[Extracted data entries]
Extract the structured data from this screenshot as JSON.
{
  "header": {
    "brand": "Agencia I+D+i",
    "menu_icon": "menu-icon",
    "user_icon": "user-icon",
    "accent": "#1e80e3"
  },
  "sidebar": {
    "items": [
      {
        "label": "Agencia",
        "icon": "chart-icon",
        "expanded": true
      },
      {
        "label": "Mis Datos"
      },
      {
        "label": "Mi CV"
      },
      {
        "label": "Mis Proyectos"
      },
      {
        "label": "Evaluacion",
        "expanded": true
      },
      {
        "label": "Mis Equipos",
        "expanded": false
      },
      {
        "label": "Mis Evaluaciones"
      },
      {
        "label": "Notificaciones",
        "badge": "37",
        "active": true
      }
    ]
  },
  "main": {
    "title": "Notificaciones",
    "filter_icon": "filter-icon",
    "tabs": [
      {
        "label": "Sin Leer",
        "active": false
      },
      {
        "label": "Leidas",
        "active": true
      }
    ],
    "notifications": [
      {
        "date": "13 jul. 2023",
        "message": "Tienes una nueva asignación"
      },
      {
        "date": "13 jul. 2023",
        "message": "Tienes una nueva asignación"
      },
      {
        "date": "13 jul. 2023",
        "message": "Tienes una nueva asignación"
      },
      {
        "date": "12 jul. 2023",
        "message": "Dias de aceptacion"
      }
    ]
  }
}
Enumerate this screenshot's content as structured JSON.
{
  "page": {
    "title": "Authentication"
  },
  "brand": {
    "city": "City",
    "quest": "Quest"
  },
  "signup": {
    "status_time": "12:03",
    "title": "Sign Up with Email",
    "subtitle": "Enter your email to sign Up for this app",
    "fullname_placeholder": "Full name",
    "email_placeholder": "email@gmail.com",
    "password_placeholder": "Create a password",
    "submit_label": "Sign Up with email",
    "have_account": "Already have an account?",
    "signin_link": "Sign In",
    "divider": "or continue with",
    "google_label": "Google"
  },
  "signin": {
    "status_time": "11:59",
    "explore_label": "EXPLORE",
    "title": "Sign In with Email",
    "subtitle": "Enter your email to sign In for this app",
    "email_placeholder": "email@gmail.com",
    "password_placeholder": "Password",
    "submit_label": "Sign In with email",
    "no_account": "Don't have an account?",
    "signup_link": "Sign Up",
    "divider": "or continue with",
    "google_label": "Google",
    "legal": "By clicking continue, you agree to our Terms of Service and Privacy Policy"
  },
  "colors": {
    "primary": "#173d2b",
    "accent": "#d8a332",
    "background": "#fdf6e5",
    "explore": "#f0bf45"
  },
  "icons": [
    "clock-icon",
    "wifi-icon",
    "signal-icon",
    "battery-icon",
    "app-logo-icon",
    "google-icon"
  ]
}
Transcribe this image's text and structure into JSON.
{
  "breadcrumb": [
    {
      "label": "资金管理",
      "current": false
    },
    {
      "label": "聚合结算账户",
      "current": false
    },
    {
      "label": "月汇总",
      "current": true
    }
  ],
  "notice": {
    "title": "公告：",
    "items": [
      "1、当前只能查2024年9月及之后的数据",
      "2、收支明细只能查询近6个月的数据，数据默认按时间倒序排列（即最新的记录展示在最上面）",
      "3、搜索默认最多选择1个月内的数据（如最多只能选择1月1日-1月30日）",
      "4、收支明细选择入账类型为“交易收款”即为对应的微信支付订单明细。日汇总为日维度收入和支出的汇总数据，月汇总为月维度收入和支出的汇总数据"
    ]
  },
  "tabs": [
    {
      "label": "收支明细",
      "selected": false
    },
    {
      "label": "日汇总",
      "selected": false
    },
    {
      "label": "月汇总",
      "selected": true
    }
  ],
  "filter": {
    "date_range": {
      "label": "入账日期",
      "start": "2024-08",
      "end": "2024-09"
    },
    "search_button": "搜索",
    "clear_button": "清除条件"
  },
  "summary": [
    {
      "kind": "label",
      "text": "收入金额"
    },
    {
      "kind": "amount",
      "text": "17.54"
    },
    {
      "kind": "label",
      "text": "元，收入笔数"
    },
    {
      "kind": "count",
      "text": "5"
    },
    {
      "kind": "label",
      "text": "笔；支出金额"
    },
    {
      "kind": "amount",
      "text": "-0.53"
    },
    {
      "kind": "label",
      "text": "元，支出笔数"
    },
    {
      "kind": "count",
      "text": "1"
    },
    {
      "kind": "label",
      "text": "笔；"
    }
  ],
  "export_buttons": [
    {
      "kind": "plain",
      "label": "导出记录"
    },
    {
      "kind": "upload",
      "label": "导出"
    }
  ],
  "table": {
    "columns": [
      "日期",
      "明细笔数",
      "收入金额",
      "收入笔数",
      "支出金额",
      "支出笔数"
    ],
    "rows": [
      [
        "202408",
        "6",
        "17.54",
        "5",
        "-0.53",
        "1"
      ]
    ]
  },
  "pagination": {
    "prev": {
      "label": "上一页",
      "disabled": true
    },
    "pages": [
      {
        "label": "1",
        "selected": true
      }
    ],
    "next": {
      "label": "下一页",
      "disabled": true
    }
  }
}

WHAT THE EXERCISE ASKS - Print the records once more, exactly as they were given.

FULL ANSWER -
Extract the structured data from this screenshot as JSON.
{
  "header": {
    "brand": "Agencia I+D+i",
    "menu_icon": "menu-icon",
    "user_icon": "user-icon",
    "accent": "#1e80e3"
  },
  "sidebar": {
    "items": [
      {
        "label": "Agencia",
        "icon": "chart-icon",
        "expanded": true
      },
      {
        "label": "Mis Datos"
      },
      {
        "label": "Mi CV"
      },
      {
        "label": "Mis Proyectos"
      },
      {
        "label": "Evaluacion",
        "expanded": true
      },
      {
        "label": "Mis Equipos",
        "expanded": false
      },
      {
        "label": "Mis Evaluaciones"
      },
      {
        "label": "Notificaciones",
        "badge": "37",
        "active": true
      }
    ]
  },
  "main": {
    "title": "Notificaciones",
    "filter_icon": "filter-icon",
    "tabs": [
      {
        "label": "Sin Leer",
        "active": false
      },
      {
        "label": "Leidas",
        "active": true
      }
    ],
    "notifications": [
      {
        "date": "13 jul. 2023",
        "message": "Tienes una nueva asignación"
      },
      {
        "date": "13 jul. 2023",
        "message": "Tienes una nueva asignación"
      },
      {
        "date": "13 jul. 2023",
        "message": "Tienes una nueva asignación"
      },
      {
        "date": "12 jul. 2023",
        "message": "Dias de aceptacion"
      }
    ]
  }
}
Enumerate this screenshot's content as structured JSON.
{
  "page": {
    "title": "Authentication"
  },
  "brand": {
    "city": "City",
    "quest": "Quest"
  },
  "signup": {
    "status_time": "12:03",
    "title": "Sign Up with Email",
    "subtitle": "Enter your email to sign Up for this app",
    "fullname_placeholder": "Full name",
    "email_placeholder": "email@gmail.com",
    "password_placeholder": "Create a password",
    "submit_label": "Sign Up with email",
    "have_account": "Already have an account?",
    "signin_link": "Sign In",
    "divider": "or continue with",
    "google_label": "Google"
  },
  "signin": {
    "status_time": "11:59",
    "explore_label": "EXPLORE",
    "title": "Sign In with Email",
    "subtitle": "Enter your email to sign In for this app",
    "email_placeholder": "email@gmail.com",
    "password_placeholder": "Password",
    "submit_label": "Sign In with email",
    "no_account": "Don't have an account?",
    "signup_link": "Sign Up",
    "divider": "or continue with",
    "google_label": "Google",
    "legal": "By clicking continue, you agree to our Terms of Service and Privacy Policy"
  },
  "colors": {
    "primary": "#173d2b",
    "accent": "#d8a332",
    "background": "#fdf6e5",
    "explore": "#f0bf45"
  },
  "icons": [
    "clock-icon",
    "wifi-icon",
    "signal-icon",
    "battery-icon",
    "app-logo-icon",
    "google-icon"
  ]
}
Transcribe this image's text and structure into JSON.
{
  "breadcrumb": [
    {
      "label": "资金管理",
      "current": false
    },
    {
      "label": "聚合结算账户",
      "current": false
    },
    {
      "label": "月汇总",
      "current": true
    }
  ],
  "notice": {
    "title": "公告：",
    "items": [
      "1、当前只能查2024年9月及之后的数据",
      "2、收支明细只能查询近6个月的数据，数据默认按时间倒序排列（即最新的记录展示在最上面）",
      "3、搜索默认最多选择1个月内的数据（如最多只能选择1月1日-1月30日）",
      "4、收支明细选择入账类型为“交易收款”即为对应的微信支付订单明细。日汇总为日维度收入和支出的汇总数据，月汇总为月维度收入和支出的汇总数据"
    ]
  },
  "tabs": [
    {
      "label": "收支明细",
      "selected": false
    },
    {
      "label": "日汇总",
      "selected": false
    },
    {
      "label": "月汇总",
      "selected": true
    }
  ],
  "filter": {
    "date_range": {
      "label": "入账日期",
      "start": "2024-08",
      "end": "2024-09"
    },
    "search_button": "搜索",
    "clear_button": "清除条件"
  },
  "summary": [
    {
      "kind": "label",
      "text": "收入金额"
    },
    {
      "kind": "amount",
      "text": "17.54"
    },
    {
      "kind": "label",
      "text": "元，收入笔数"
    },
    {
      "kind": "count",
      "text": "5"
    },
    {
      "kind": "label",
      "text": "笔；支出金额"
    },
    {
      "kind": "amount",
      "text": "-0.53"
    },
    {
      "kind": "label",
      "text": "元，支出笔数"
    },
    {
      "kind": "count",
      "text": "1"
    },
    {
      "kind": "label",
      "text": "笔；"
    }
  ],
  "export_buttons": [
    {
      "kind": "plain",
      "label": "导出记录"
    },
    {
      "kind": "upload",
      "label": "导出"
    }
  ],
  "table": {
    "columns": [
      "日期",
      "明细笔数",
      "收入金额",
      "收入笔数",
      "支出金额",
      "支出笔数"
    ],
    "rows": [
      [
        "202408",
        "6",
        "17.54",
        "5",
        "-0.53",
        "1"
      ]
    ]
  },
  "pagination": {
    "prev": {
      "label": "上一页",
      "disabled": true
    },
    "pages": [
      {
        "label": "1",
        "selected": true
      }
    ],
    "next": {
      "label": "下一页",
      "disabled": true
    }
  }
}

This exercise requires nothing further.